### Extract:
Based on 4+ years of intensive work by multiple ASN/SSB/SSE joint committees, SSB has developed a Code of Ethics and an accompanying Enforcement Policy. Here, we ask members to vote on amending the SSB Governance Documents (Constitution and Bylaws) to require members to adhere to this Code of Ethics, to empower the Council to establish and enforce this Code of Ethics, and to establish a mechanism whereby the Code of Ethics can be updated in the future.

The SSB Council has already voted in favor of this Code of Ethics. However, before the Code takes effect, we believe it is necessary to amend the SSB Governance documents (Constitution and Bylaws).

The proposed changes are described in detail, along with accompanying explanations, on the voting page linked below [BCO: only for members; I don’t include the link here]. The proposed amendments are also available to view in SSB’s GitHub repository, in the context of the entire SSB Constitution.

Voting will remain open through Nov. 10th.

As always, thank you for your continued participation in the Society!

The SSB Council

This reflects a lot of work by a lot of people across SSB, the Society for the Study of Evolution (SSE), and the American Society of Naturalists (ASN), as well as experts outside the societies, and rounds of feedback by members and councils.

### Exercise details:
Reproduce everything in the Code of Ethics announcement from "The SSB Council has" down to "open through Nov. 10th.". Rely only on the announcement about the SSB Code of Ethics.

(Excerpts from a layout annotation set)
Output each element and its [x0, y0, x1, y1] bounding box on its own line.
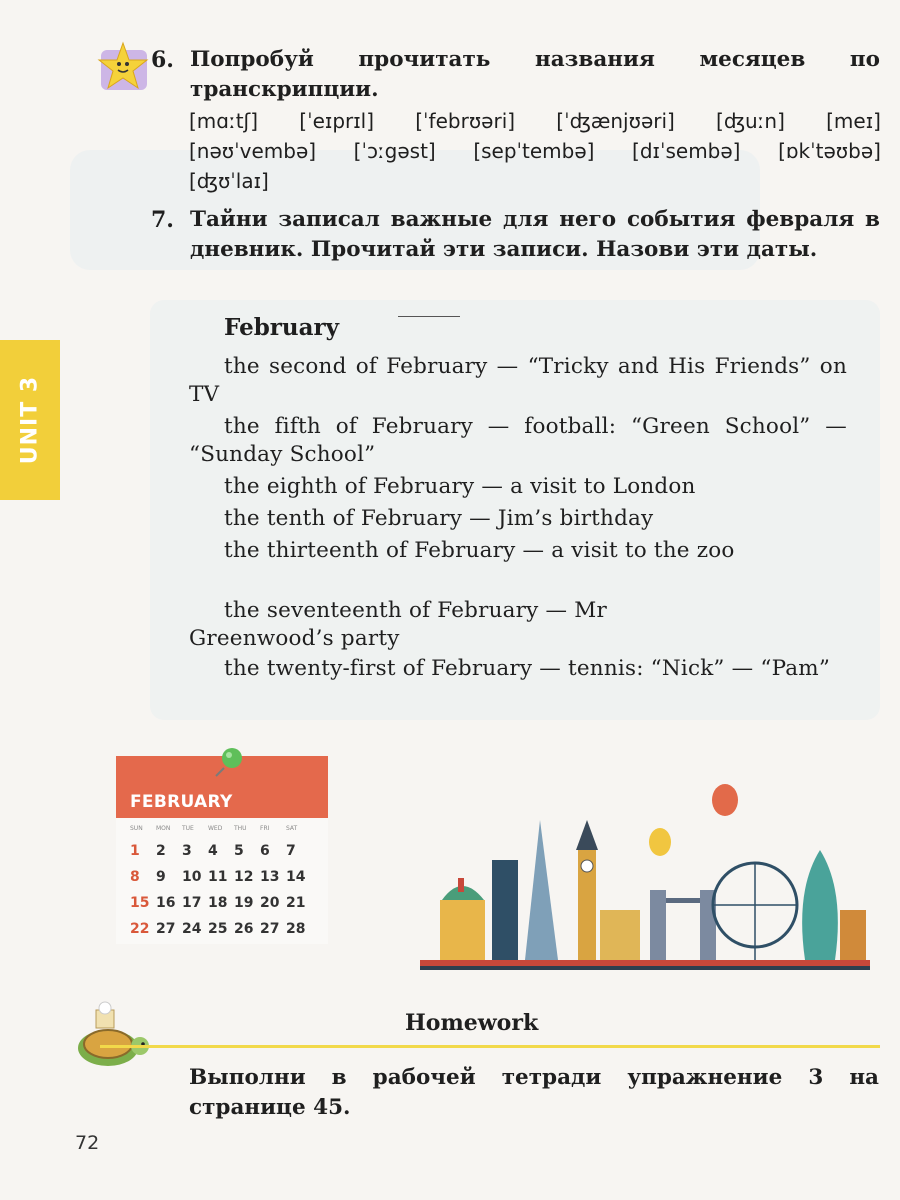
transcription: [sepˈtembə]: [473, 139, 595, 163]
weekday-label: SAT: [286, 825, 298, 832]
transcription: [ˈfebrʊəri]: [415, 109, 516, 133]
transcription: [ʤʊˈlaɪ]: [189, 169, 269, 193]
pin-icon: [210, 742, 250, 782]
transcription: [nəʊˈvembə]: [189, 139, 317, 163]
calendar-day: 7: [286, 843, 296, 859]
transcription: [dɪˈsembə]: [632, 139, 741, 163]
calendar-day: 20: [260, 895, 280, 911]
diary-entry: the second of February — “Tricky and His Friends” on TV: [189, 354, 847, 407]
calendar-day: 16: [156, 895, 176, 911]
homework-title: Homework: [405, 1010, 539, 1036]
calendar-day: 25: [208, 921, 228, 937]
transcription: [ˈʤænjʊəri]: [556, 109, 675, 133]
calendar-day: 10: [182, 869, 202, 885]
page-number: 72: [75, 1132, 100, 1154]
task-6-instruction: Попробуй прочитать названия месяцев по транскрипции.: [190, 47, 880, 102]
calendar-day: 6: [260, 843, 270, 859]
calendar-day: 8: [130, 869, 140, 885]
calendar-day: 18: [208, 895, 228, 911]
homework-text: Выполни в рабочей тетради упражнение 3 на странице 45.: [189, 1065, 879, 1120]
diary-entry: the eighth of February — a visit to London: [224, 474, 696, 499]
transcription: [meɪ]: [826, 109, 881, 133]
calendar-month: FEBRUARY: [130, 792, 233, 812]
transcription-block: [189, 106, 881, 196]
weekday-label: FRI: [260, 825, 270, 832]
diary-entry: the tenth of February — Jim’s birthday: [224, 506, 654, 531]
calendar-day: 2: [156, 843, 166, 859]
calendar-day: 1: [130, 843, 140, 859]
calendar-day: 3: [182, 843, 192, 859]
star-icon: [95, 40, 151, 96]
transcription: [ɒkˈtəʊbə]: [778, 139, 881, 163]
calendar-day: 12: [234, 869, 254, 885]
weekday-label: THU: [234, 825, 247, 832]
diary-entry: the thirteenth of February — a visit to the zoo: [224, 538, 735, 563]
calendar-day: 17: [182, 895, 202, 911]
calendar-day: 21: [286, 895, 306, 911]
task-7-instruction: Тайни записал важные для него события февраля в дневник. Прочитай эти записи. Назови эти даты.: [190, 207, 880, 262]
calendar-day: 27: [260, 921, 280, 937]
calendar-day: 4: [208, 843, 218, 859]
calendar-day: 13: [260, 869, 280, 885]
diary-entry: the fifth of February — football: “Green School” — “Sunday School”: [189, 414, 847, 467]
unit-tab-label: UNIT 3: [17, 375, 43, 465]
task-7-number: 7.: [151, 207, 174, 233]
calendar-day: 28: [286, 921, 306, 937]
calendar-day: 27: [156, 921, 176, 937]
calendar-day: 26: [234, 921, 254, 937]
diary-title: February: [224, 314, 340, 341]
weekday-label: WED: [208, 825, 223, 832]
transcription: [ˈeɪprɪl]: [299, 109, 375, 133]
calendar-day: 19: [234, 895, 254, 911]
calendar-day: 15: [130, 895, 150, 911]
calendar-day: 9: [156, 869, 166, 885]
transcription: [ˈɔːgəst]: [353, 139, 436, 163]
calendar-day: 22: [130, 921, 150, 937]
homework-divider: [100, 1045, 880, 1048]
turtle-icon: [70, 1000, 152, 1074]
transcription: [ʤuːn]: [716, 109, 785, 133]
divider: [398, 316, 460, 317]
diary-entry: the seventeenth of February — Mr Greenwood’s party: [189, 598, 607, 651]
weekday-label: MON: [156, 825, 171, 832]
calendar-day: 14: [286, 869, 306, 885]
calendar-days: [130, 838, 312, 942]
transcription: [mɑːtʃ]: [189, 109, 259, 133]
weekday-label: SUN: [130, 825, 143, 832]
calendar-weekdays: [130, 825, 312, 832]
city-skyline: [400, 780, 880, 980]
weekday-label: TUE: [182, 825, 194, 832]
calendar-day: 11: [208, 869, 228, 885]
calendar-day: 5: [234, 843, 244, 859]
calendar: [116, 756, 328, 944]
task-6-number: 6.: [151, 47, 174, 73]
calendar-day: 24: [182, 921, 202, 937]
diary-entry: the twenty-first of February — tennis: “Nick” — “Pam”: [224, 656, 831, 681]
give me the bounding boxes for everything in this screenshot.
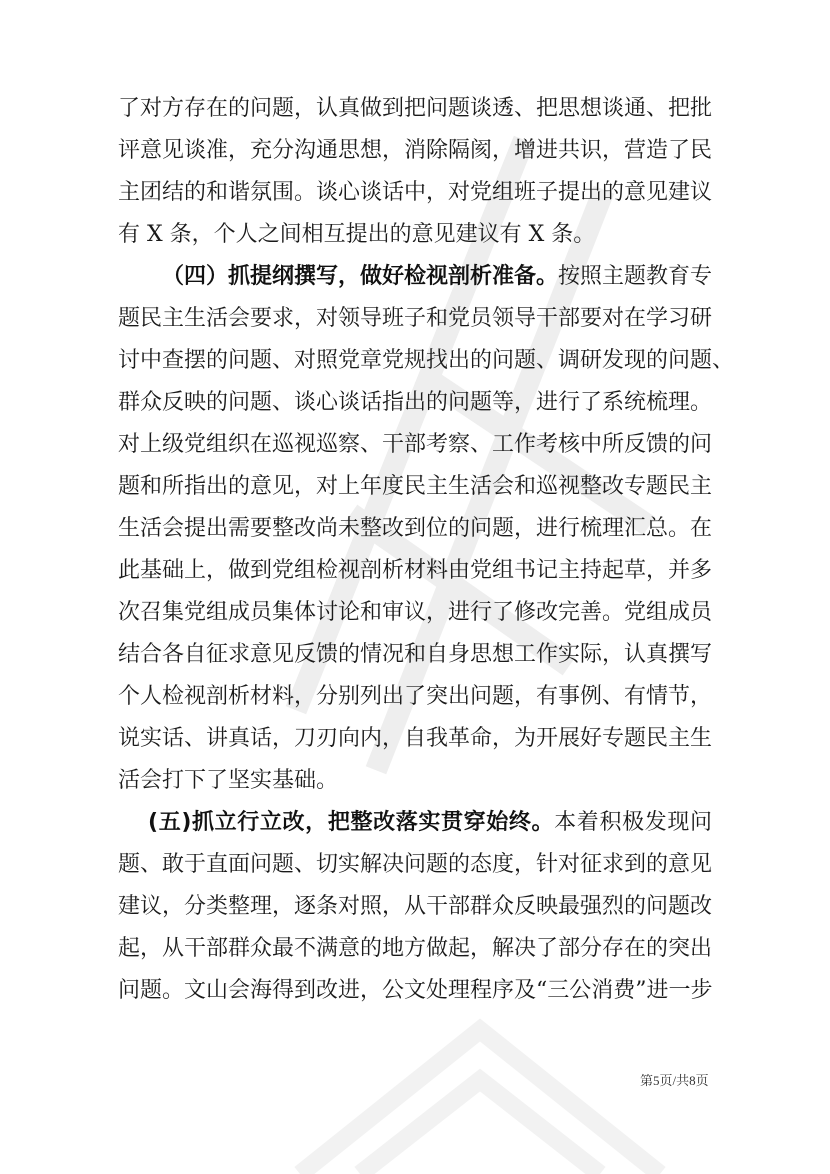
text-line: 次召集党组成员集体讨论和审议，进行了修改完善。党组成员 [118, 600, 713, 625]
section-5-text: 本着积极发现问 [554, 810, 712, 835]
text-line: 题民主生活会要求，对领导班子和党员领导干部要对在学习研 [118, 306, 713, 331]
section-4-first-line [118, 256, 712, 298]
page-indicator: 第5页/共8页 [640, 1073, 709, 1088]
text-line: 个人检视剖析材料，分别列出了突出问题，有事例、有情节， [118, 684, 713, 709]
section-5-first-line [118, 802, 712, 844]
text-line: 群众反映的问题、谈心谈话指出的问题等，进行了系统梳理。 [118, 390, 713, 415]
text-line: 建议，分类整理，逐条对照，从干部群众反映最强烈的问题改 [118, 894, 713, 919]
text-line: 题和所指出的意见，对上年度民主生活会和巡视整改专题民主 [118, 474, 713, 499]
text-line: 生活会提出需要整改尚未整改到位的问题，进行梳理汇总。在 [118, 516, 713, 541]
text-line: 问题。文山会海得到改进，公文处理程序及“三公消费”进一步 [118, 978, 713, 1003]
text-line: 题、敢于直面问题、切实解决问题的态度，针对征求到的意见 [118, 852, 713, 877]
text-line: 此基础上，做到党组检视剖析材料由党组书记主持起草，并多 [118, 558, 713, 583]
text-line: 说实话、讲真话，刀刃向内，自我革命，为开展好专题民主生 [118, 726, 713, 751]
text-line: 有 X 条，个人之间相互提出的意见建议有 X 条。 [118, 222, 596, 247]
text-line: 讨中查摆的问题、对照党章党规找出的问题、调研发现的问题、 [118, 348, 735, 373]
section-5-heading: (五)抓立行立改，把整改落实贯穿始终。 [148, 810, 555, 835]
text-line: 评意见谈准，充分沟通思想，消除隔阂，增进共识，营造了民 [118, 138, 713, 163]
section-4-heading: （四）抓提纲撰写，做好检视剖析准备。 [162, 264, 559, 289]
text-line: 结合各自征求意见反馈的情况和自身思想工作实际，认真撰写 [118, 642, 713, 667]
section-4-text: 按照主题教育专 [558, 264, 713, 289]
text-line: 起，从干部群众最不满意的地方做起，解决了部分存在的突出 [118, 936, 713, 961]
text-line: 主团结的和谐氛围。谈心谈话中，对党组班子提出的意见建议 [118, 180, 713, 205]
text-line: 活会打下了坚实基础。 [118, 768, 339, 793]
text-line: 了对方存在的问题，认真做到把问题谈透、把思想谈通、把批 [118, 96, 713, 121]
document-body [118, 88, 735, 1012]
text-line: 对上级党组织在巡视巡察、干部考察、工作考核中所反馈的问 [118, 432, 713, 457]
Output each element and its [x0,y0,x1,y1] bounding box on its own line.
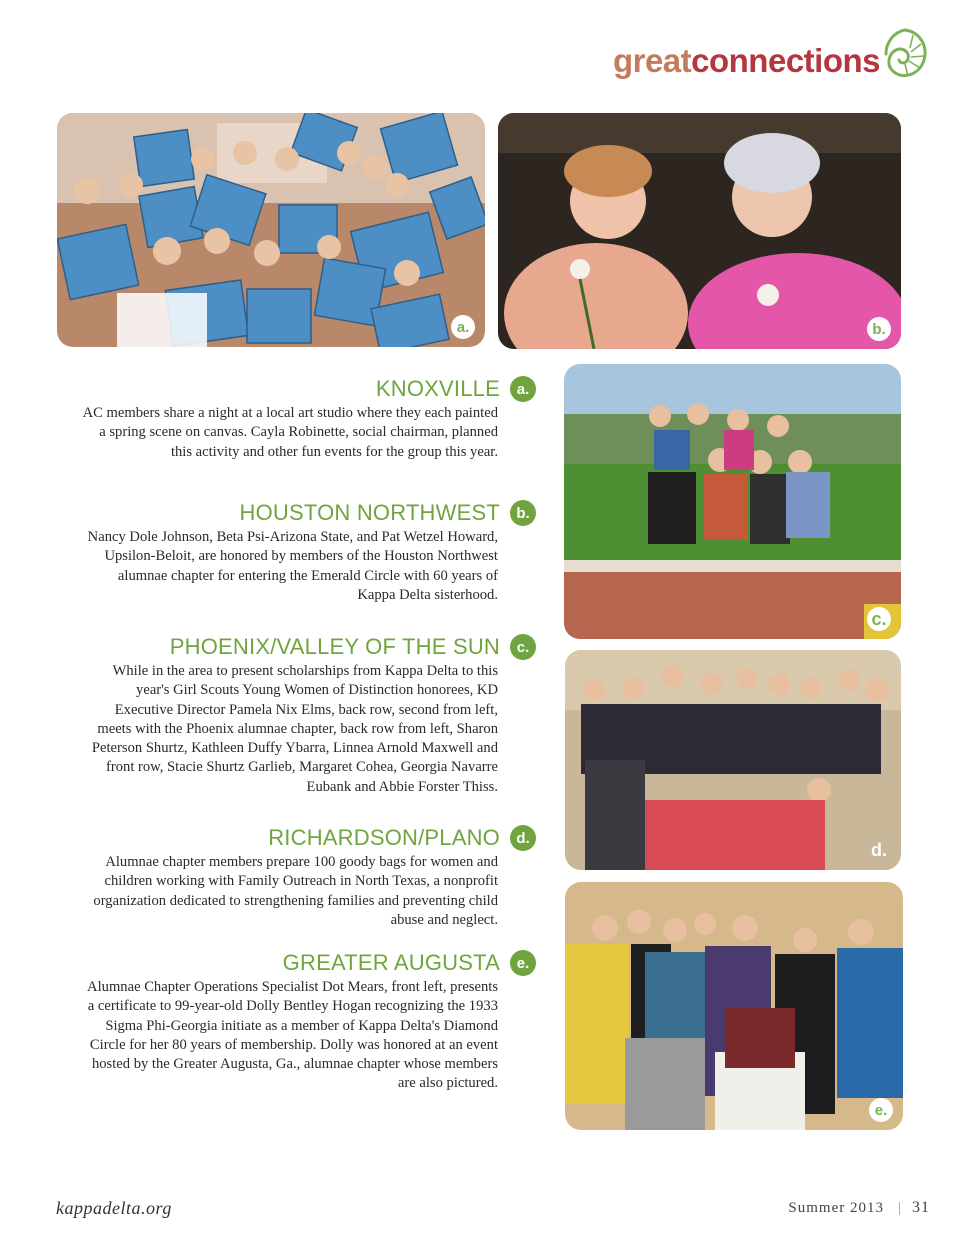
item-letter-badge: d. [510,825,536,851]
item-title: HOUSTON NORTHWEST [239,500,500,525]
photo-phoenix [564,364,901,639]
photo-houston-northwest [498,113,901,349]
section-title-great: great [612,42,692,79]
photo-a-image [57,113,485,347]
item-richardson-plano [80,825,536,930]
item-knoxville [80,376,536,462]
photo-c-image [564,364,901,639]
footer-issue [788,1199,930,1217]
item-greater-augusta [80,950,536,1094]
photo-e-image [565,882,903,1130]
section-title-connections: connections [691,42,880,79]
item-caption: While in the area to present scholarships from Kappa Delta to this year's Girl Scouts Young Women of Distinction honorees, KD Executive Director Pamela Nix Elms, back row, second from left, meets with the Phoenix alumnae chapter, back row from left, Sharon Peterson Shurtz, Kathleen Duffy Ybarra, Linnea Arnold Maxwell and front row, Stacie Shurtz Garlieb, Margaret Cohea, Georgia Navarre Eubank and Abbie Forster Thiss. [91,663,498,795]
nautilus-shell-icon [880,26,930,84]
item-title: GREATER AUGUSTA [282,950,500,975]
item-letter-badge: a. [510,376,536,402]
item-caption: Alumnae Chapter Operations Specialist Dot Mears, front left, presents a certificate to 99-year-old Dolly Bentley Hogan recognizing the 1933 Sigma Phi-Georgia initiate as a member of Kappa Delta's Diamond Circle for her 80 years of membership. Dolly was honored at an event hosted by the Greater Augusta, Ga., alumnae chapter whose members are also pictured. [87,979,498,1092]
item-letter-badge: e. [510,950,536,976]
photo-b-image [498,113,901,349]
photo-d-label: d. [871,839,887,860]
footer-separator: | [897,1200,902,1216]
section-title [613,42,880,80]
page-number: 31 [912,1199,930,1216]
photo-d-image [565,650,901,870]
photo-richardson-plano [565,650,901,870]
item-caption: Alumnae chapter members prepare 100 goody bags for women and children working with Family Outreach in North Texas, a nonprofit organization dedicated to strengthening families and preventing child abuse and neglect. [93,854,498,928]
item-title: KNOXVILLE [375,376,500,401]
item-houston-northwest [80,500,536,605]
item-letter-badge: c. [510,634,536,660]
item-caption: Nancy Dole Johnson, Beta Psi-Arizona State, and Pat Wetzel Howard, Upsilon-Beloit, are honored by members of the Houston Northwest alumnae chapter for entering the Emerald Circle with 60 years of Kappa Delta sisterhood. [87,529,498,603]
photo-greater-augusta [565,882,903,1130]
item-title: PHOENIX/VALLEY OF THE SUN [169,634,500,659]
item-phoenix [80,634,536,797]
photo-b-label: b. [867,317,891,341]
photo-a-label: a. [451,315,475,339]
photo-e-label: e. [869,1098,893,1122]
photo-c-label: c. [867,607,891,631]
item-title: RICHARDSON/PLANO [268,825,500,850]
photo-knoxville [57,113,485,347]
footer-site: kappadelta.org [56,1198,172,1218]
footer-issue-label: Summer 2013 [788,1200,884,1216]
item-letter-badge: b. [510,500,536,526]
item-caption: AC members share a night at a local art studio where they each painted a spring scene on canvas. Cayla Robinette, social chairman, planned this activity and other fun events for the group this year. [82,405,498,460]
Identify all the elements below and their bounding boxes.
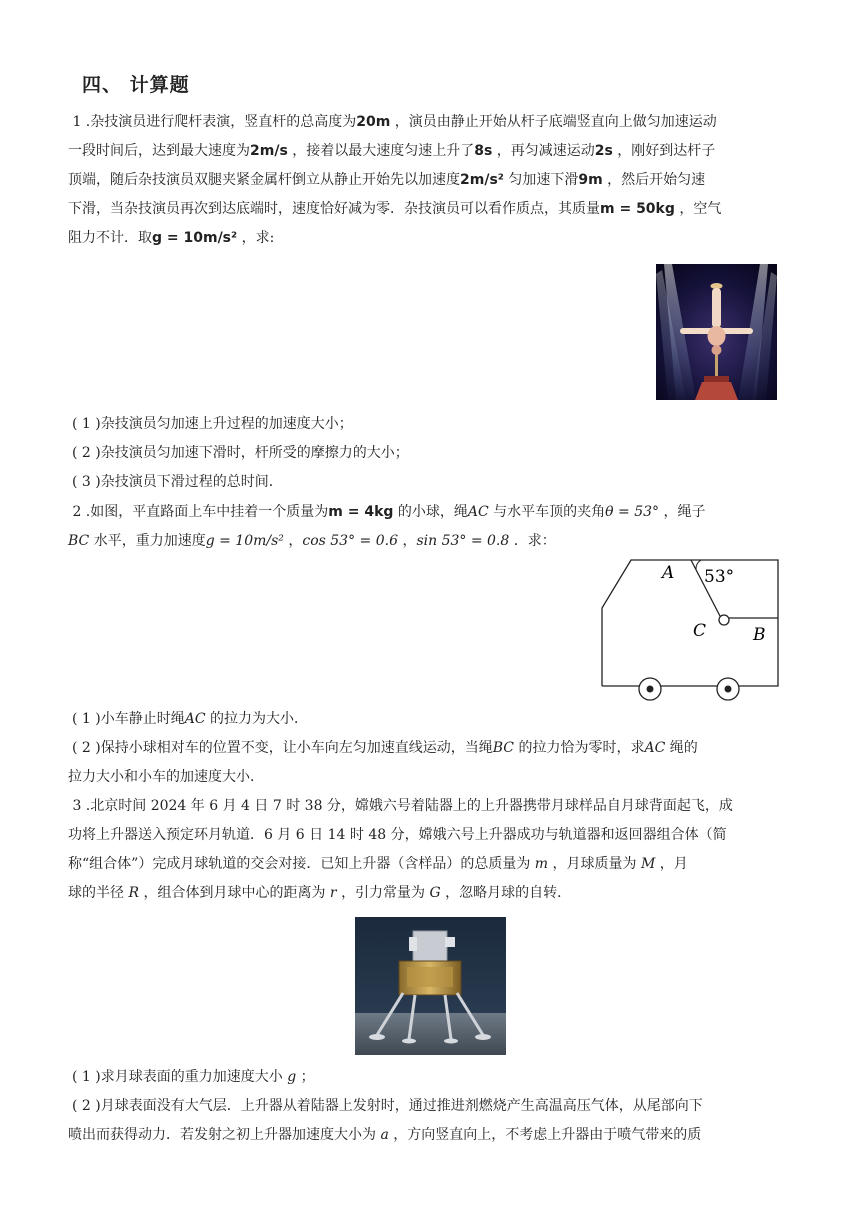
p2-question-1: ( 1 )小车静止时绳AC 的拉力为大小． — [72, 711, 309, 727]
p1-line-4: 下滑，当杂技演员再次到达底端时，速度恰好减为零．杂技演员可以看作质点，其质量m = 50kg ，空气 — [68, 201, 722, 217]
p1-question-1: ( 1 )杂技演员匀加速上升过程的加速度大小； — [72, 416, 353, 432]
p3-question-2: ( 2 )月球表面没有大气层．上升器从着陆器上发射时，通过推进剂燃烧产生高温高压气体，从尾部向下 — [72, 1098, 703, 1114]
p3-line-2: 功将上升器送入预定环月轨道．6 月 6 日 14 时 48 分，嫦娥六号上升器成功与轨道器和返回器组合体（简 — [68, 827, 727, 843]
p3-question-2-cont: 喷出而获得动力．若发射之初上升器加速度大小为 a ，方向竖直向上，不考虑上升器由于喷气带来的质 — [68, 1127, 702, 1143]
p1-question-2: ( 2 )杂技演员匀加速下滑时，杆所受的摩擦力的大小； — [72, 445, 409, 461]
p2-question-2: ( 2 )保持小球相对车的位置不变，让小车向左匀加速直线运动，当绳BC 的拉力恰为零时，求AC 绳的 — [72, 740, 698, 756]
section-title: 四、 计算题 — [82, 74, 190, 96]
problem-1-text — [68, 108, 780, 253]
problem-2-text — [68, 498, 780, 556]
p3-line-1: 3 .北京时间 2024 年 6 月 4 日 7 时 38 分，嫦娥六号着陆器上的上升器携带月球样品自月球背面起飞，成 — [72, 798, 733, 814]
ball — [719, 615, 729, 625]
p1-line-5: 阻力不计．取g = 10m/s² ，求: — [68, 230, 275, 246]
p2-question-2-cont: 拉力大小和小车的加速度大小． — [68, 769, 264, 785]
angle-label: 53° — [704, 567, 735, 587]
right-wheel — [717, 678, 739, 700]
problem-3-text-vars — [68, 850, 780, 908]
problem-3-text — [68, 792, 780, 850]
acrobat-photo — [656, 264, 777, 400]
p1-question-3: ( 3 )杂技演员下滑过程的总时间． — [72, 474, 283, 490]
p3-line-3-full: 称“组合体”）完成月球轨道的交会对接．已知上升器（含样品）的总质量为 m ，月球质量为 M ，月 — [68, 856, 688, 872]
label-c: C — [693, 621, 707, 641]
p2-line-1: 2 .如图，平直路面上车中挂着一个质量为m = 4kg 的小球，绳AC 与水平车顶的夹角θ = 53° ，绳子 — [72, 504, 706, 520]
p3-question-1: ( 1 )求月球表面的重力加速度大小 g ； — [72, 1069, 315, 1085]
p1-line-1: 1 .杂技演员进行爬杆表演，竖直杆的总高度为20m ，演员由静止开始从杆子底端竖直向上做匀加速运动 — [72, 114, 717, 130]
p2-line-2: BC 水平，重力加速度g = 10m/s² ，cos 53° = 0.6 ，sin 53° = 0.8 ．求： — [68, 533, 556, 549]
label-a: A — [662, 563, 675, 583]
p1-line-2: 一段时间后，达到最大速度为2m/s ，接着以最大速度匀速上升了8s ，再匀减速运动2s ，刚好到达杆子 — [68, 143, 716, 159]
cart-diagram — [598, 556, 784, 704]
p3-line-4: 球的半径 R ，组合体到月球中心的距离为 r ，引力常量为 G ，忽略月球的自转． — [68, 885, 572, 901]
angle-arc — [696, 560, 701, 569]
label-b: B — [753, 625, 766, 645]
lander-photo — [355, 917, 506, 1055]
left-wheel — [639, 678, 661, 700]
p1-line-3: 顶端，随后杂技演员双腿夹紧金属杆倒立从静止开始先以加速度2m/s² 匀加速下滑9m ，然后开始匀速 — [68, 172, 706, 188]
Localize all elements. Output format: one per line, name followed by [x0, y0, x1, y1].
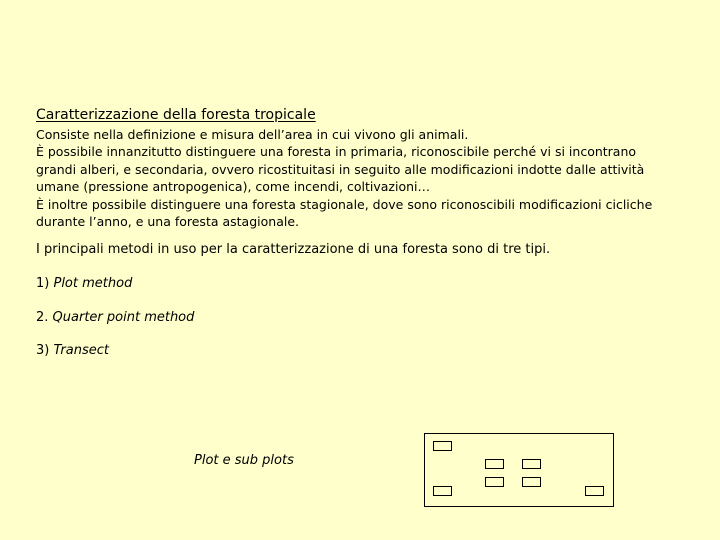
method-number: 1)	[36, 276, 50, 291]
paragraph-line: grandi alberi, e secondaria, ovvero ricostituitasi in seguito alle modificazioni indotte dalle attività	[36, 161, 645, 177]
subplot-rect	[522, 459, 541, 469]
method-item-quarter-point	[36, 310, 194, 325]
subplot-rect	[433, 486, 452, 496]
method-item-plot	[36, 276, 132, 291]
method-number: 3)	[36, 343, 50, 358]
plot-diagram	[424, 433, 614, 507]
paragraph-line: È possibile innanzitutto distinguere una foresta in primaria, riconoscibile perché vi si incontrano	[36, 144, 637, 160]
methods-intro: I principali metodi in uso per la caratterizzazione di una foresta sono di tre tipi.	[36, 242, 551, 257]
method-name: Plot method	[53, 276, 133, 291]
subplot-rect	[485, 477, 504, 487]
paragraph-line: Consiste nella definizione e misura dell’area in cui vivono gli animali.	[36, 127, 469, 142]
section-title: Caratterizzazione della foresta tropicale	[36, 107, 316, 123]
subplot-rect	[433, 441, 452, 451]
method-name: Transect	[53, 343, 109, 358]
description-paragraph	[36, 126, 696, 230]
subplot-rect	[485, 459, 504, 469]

### Written answer:
The SSB Council has already voted in favor of this Code of Ethics. However, before the Code takes effect, we believe it is necessary to amend the SSB Governance documents (Constitution and Bylaws).

The proposed changes are described in detail, along with accompanying explanations, on the voting page linked below [BCO: only for members; I don’t include the link here]. The proposed amendments are also available to view in SSB’s GitHub repository, in the context of the entire SSB Constitution.

Voting will remain open through Nov. 10th.